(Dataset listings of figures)

--------

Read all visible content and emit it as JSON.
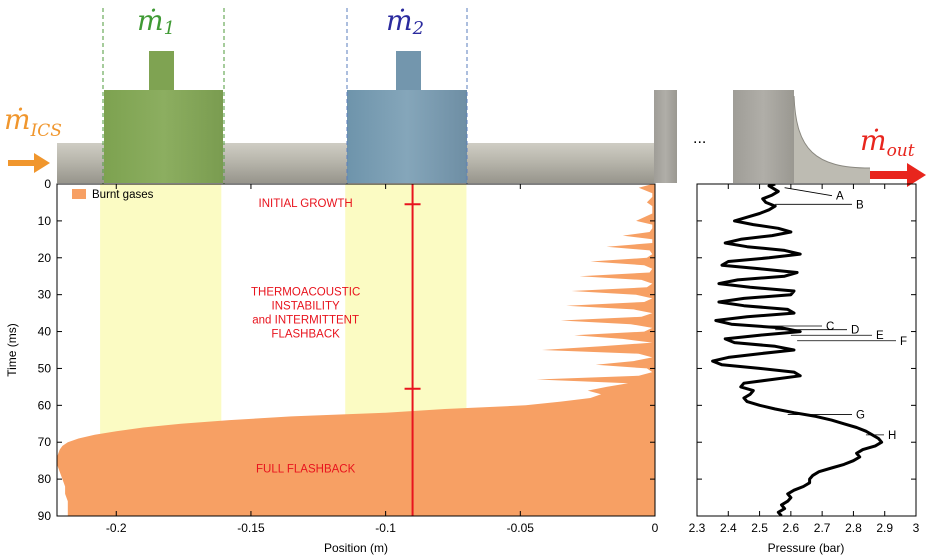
{
  "header": {
    "inlet_label": "ṁ",
    "inlet_sub": "ICS",
    "injector1_label": "ṁ",
    "injector1_sub": "1",
    "injector2_label": "ṁ",
    "injector2_sub": "2",
    "outlet_label": "ṁ",
    "outlet_sub": "out",
    "ellipsis": "...",
    "colors": {
      "inlet": "#f0962d",
      "injector1": "#3f9a34",
      "injector2": "#2a2a9e",
      "outlet": "#e8251d",
      "pipe": "#b9b7ad",
      "block1": "#85a85a",
      "block2": "#7a9cb0",
      "flame": "#f7a064",
      "zone": "#fbfbc3",
      "marker": "#e8141e"
    }
  },
  "chart_data": [
    {
      "type": "area",
      "legend": [
        "Burnt gases"
      ],
      "legend_position": "top-left",
      "xlabel": "Position (m)",
      "ylabel": "Time (ms)",
      "xlim": [
        -0.222,
        0
      ],
      "ylim": [
        90,
        0
      ],
      "x_ticks": [
        -0.2,
        -0.15,
        -0.1,
        -0.05,
        0
      ],
      "x_tick_labels": [
        "-0.2",
        "-0.15",
        "-0.1",
        "-0.05",
        "0"
      ],
      "y_ticks": [
        0,
        10,
        20,
        30,
        40,
        50,
        60,
        70,
        80,
        90
      ],
      "y_tick_labels": [
        "0",
        "10",
        "20",
        "30",
        "40",
        "50",
        "60",
        "70",
        "80",
        "90"
      ],
      "injector_zones": [
        [
          -0.206,
          -0.161
        ],
        [
          -0.115,
          -0.07
        ]
      ],
      "phase_marker": {
        "x": -0.09,
        "ticks": [
          5.5,
          55.5
        ]
      },
      "annotations": [
        {
          "text": [
            "INITIAL GROWTH"
          ],
          "x": -0.1,
          "y": 3
        },
        {
          "text": [
            "THERMOACOUSTIC",
            "INSTABILITY",
            "and INTERMITTENT",
            "FLASHBACK"
          ],
          "x": -0.1,
          "y": 27
        },
        {
          "text": [
            "FULL FLASHBACK"
          ],
          "x": -0.1,
          "y": 75
        }
      ],
      "flame_front": {
        "time_ms": [
          0,
          1,
          2.5,
          3.5,
          5,
          6,
          7,
          8,
          10,
          11,
          12,
          13,
          14,
          15,
          16,
          17,
          18,
          19,
          20,
          21,
          22,
          23,
          24,
          25,
          26,
          27,
          28,
          29,
          30,
          31,
          32,
          33,
          34,
          35,
          36,
          37,
          38,
          39,
          40,
          41,
          42,
          43,
          44,
          45,
          46,
          47,
          48,
          49,
          50,
          51,
          52,
          53,
          54,
          55,
          56,
          57,
          58,
          59,
          60,
          61,
          62,
          63,
          64,
          65,
          66,
          67,
          68,
          69,
          70,
          71,
          72,
          74,
          76,
          78,
          80,
          82,
          84,
          86,
          88,
          90
        ],
        "position_m": [
          -0.001,
          -0.006,
          -0.001,
          -0.001,
          -0.003,
          -0.001,
          -0.001,
          -0.001,
          -0.007,
          -0.001,
          -0.001,
          -0.002,
          -0.012,
          -0.001,
          -0.001,
          -0.018,
          -0.002,
          -0.001,
          -0.003,
          -0.024,
          -0.004,
          -0.001,
          -0.002,
          -0.028,
          -0.005,
          -0.001,
          -0.003,
          -0.031,
          -0.007,
          -0.001,
          -0.004,
          -0.033,
          -0.008,
          -0.001,
          -0.005,
          -0.035,
          -0.009,
          -0.001,
          -0.004,
          -0.03,
          -0.012,
          -0.001,
          -0.02,
          -0.042,
          -0.006,
          -0.001,
          -0.008,
          -0.022,
          -0.003,
          -0.001,
          -0.006,
          -0.044,
          -0.01,
          -0.018,
          -0.025,
          -0.02,
          -0.024,
          -0.035,
          -0.048,
          -0.078,
          -0.1,
          -0.135,
          -0.158,
          -0.176,
          -0.19,
          -0.2,
          -0.208,
          -0.214,
          -0.218,
          -0.22,
          -0.221,
          -0.222,
          -0.222,
          -0.221,
          -0.22,
          -0.219,
          -0.219,
          -0.218,
          -0.218,
          -0.218
        ]
      }
    },
    {
      "type": "line",
      "xlabel": "Pressure (bar)",
      "xlim": [
        2.3,
        3
      ],
      "ylim": [
        90,
        0
      ],
      "x_ticks": [
        2.3,
        2.4,
        2.5,
        2.6,
        2.7,
        2.8,
        2.9,
        3
      ],
      "x_tick_labels": [
        "2.3",
        "2.4",
        "2.5",
        "2.6",
        "2.7",
        "2.8",
        "2.9",
        "3"
      ],
      "series": [
        {
          "time_ms": [
            0,
            0.5,
            1,
            2,
            3,
            4,
            5,
            6,
            7,
            8,
            9,
            10,
            11,
            12,
            13,
            14,
            15,
            16,
            17,
            18,
            19,
            20,
            21,
            22,
            23,
            24,
            25,
            26,
            27,
            28,
            29,
            30,
            31,
            32,
            33,
            34,
            35,
            36,
            37,
            38,
            39,
            40,
            41,
            42,
            43,
            44,
            45,
            46,
            47,
            48,
            49,
            50,
            51,
            52,
            53,
            54,
            55,
            56,
            57,
            58,
            59,
            60,
            61,
            62,
            63,
            64,
            65,
            66,
            67,
            68,
            69,
            70,
            71,
            72,
            73,
            74,
            75,
            76,
            77,
            78,
            79,
            80,
            81,
            82,
            83,
            84,
            85,
            86,
            87,
            88,
            89,
            90
          ],
          "pressure_bar": [
            2.55,
            2.53,
            2.54,
            2.56,
            2.54,
            2.51,
            2.52,
            2.55,
            2.53,
            2.5,
            2.46,
            2.42,
            2.48,
            2.56,
            2.6,
            2.54,
            2.44,
            2.39,
            2.46,
            2.58,
            2.63,
            2.53,
            2.4,
            2.38,
            2.5,
            2.62,
            2.58,
            2.43,
            2.37,
            2.47,
            2.61,
            2.6,
            2.45,
            2.37,
            2.45,
            2.59,
            2.61,
            2.46,
            2.36,
            2.41,
            2.57,
            2.63,
            2.5,
            2.39,
            2.42,
            2.55,
            2.61,
            2.5,
            2.4,
            2.35,
            2.38,
            2.5,
            2.61,
            2.63,
            2.54,
            2.45,
            2.44,
            2.48,
            2.47,
            2.45,
            2.46,
            2.5,
            2.55,
            2.61,
            2.68,
            2.73,
            2.77,
            2.81,
            2.84,
            2.86,
            2.88,
            2.89,
            2.87,
            2.83,
            2.81,
            2.82,
            2.8,
            2.77,
            2.73,
            2.69,
            2.67,
            2.66,
            2.66,
            2.64,
            2.61,
            2.59,
            2.6,
            2.59,
            2.57,
            2.58,
            2.56,
            2.57
          ]
        }
      ],
      "markers": [
        {
          "label": "A",
          "time_ms": 1,
          "pressure_bar": 2.58
        },
        {
          "label": "B",
          "time_ms": 5.5,
          "pressure_bar": 2.55
        },
        {
          "label": "C",
          "time_ms": 38.5,
          "pressure_bar": 2.46
        },
        {
          "label": "D",
          "time_ms": 39.5,
          "pressure_bar": 2.55
        },
        {
          "label": "E",
          "time_ms": 41,
          "pressure_bar": 2.6
        },
        {
          "label": "F",
          "time_ms": 42.5,
          "pressure_bar": 2.62
        },
        {
          "label": "G",
          "time_ms": 62.5,
          "pressure_bar": 2.59
        },
        {
          "label": "H",
          "time_ms": 68,
          "pressure_bar": 2.84
        }
      ]
    }
  ]
}
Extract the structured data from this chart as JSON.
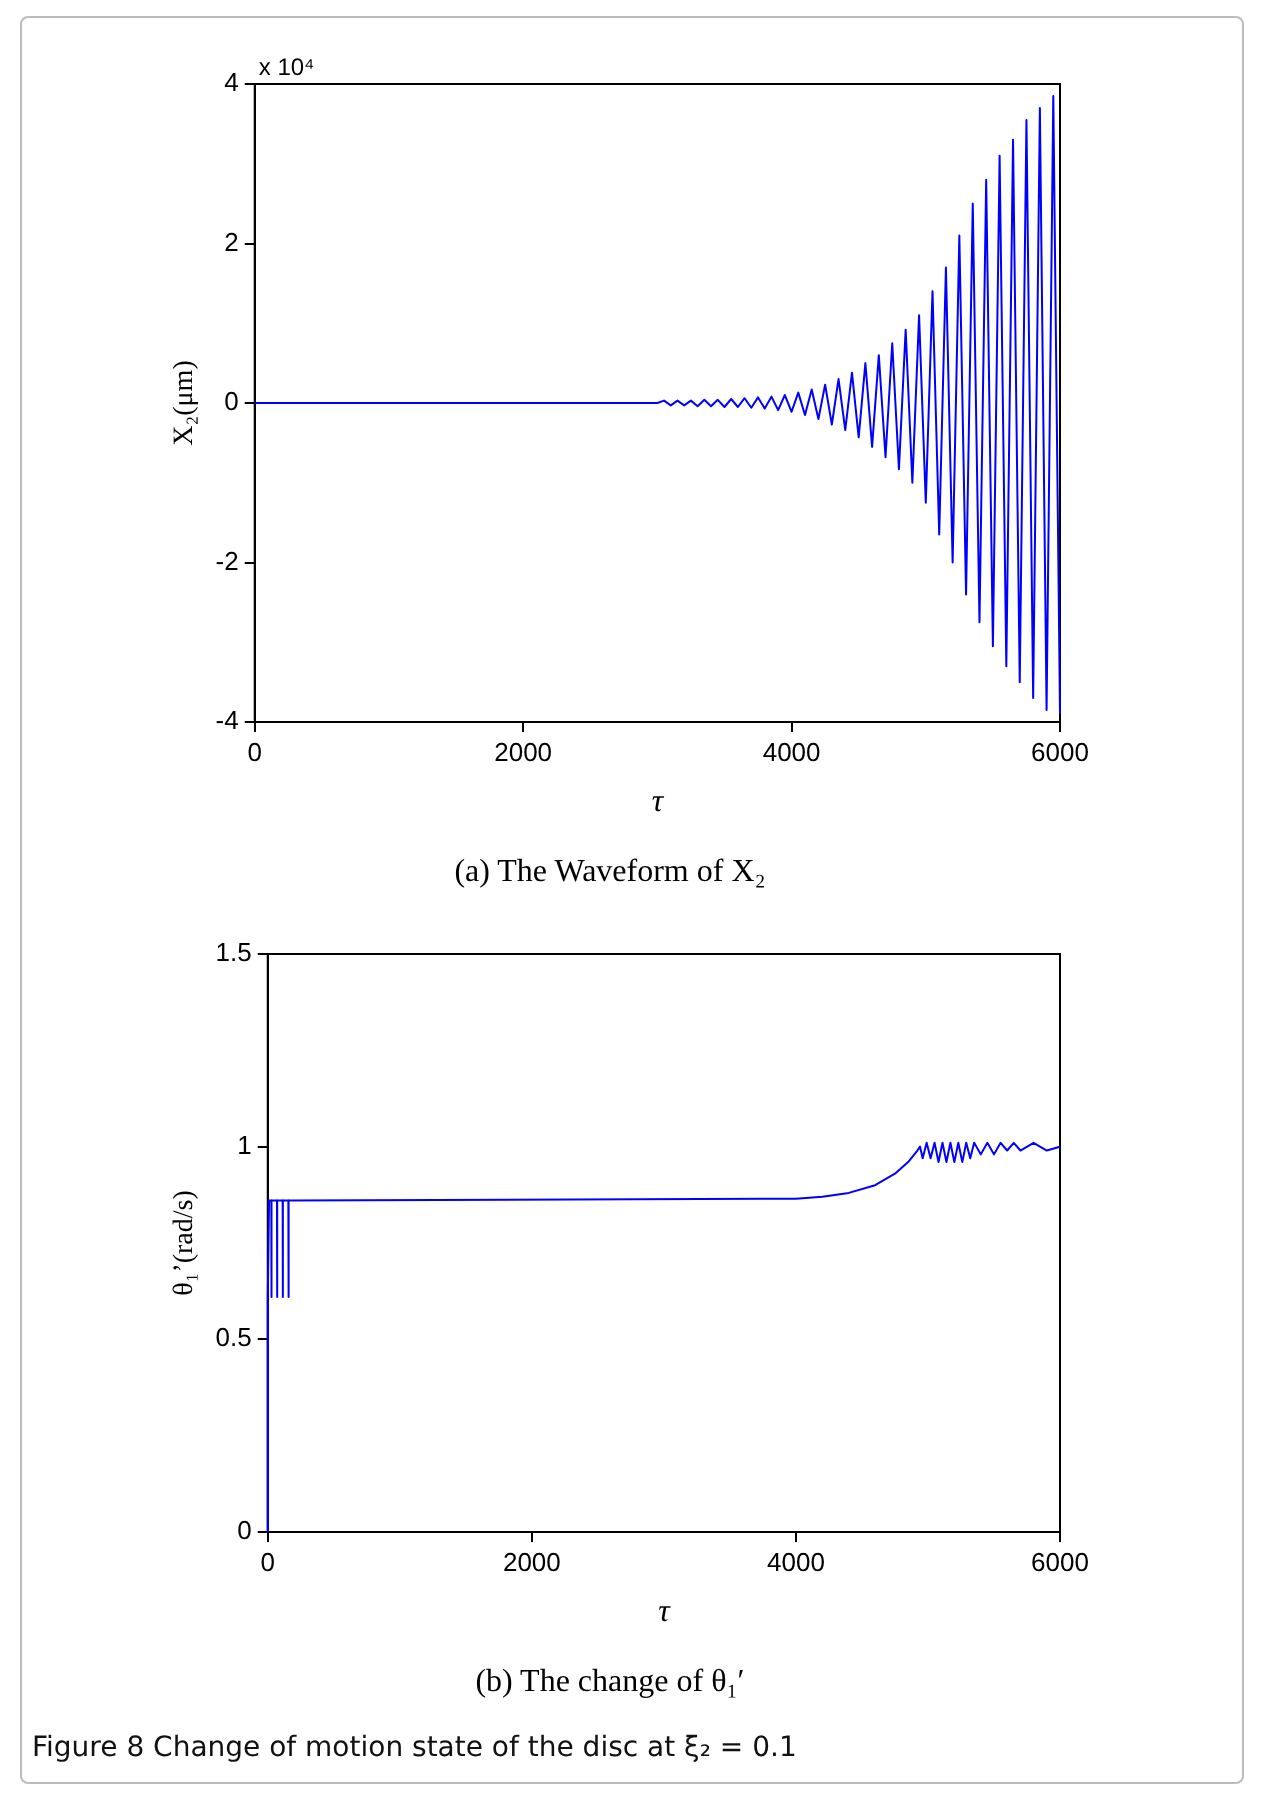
{
  "chart_data": [
    {
      "type": "line",
      "title": "(a) The Waveform of X₂",
      "xlabel": "τ",
      "ylabel": "X₂(μm)",
      "annotations": [
        "x 10⁴"
      ],
      "color": "#0000ff",
      "grid": false,
      "legend": false,
      "marker": "none",
      "line_style": "solid",
      "xlim": [
        0,
        6000
      ],
      "xticks": [
        0,
        2000,
        4000,
        6000
      ],
      "ylim": [
        -4,
        4
      ],
      "yticks": [
        -4,
        -2,
        0,
        2,
        4
      ],
      "x": [
        0,
        3000,
        3050,
        3100,
        3150,
        3200,
        3250,
        3300,
        3350,
        3400,
        3450,
        3500,
        3550,
        3600,
        3650,
        3700,
        3750,
        3800,
        3850,
        3900,
        3950,
        4000,
        4050,
        4100,
        4150,
        4200,
        4250,
        4300,
        4350,
        4400,
        4450,
        4500,
        4550,
        4600,
        4650,
        4700,
        4750,
        4800,
        4850,
        4900,
        4950,
        5000,
        5050,
        5100,
        5150,
        5200,
        5250,
        5300,
        5350,
        5400,
        5450,
        5500,
        5550,
        5600,
        5650,
        5700,
        5750,
        5800,
        5850,
        5900,
        5950,
        6000
      ],
      "values": [
        0,
        0,
        0.03,
        -0.03,
        0.03,
        -0.03,
        0.03,
        -0.04,
        0.04,
        -0.04,
        0.04,
        -0.05,
        0.05,
        -0.05,
        0.06,
        -0.06,
        0.07,
        -0.07,
        0.08,
        -0.09,
        0.1,
        -0.11,
        0.13,
        -0.15,
        0.17,
        -0.2,
        0.23,
        -0.27,
        0.3,
        -0.34,
        0.38,
        -0.43,
        0.5,
        -0.55,
        0.6,
        -0.68,
        0.75,
        -0.83,
        0.92,
        -1,
        1.1,
        -1.25,
        1.4,
        -1.65,
        1.7,
        -2,
        2.1,
        -2.4,
        2.5,
        -2.75,
        2.8,
        -3.05,
        3.1,
        -3.3,
        3.3,
        -3.5,
        3.55,
        -3.7,
        3.7,
        -3.85,
        3.85,
        -3.9
      ]
    },
    {
      "type": "line",
      "title": "(b) The change of θ₁′",
      "xlabel": "τ",
      "ylabel": "θ₁’(rad/s)",
      "annotations": [
        "Figure 8  Change of motion state of the disc at ξ₂ = 0.1"
      ],
      "color": "#0000ff",
      "grid": false,
      "legend": false,
      "marker": "none",
      "line_style": "solid",
      "xlim": [
        0,
        6000
      ],
      "xticks": [
        0,
        2000,
        4000,
        6000
      ],
      "ylim": [
        0,
        1.5
      ],
      "yticks": [
        0,
        0.5,
        1,
        1.5
      ],
      "x": [
        0,
        0,
        10,
        27,
        27,
        30,
        70,
        70,
        73,
        113,
        113,
        116,
        156,
        156,
        160,
        4000,
        4200,
        4400,
        4600,
        4750,
        4850,
        4920,
        4940,
        4960,
        4990,
        5020,
        5050,
        5080,
        5110,
        5140,
        5170,
        5200,
        5230,
        5260,
        5290,
        5320,
        5350,
        5400,
        5450,
        5500,
        5550,
        5600,
        5650,
        5700,
        5800,
        5900,
        6000
      ],
      "values": [
        0,
        0.6,
        0.86,
        0.86,
        0.61,
        0.86,
        0.86,
        0.61,
        0.86,
        0.86,
        0.61,
        0.86,
        0.86,
        0.61,
        0.86,
        0.865,
        0.87,
        0.88,
        0.9,
        0.93,
        0.96,
        0.99,
        1.0,
        0.97,
        1.01,
        0.97,
        1.01,
        0.96,
        1.01,
        0.96,
        1.01,
        0.96,
        1.01,
        0.96,
        1.01,
        0.97,
        1.01,
        0.98,
        1.01,
        0.98,
        1.01,
        0.99,
        1.01,
        0.99,
        1.01,
        0.99,
        1.0
      ]
    }
  ]
}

--------

▶ [AIM]: Identify and extract each line of the listing that contains "xlabel".

▶ [RESPONSE BELOW]:
      "xlabel": "Position (m)",
      "xlabel": "Pressure (bar)",
      "xlabel": "τ",
      "xlabel": "τ",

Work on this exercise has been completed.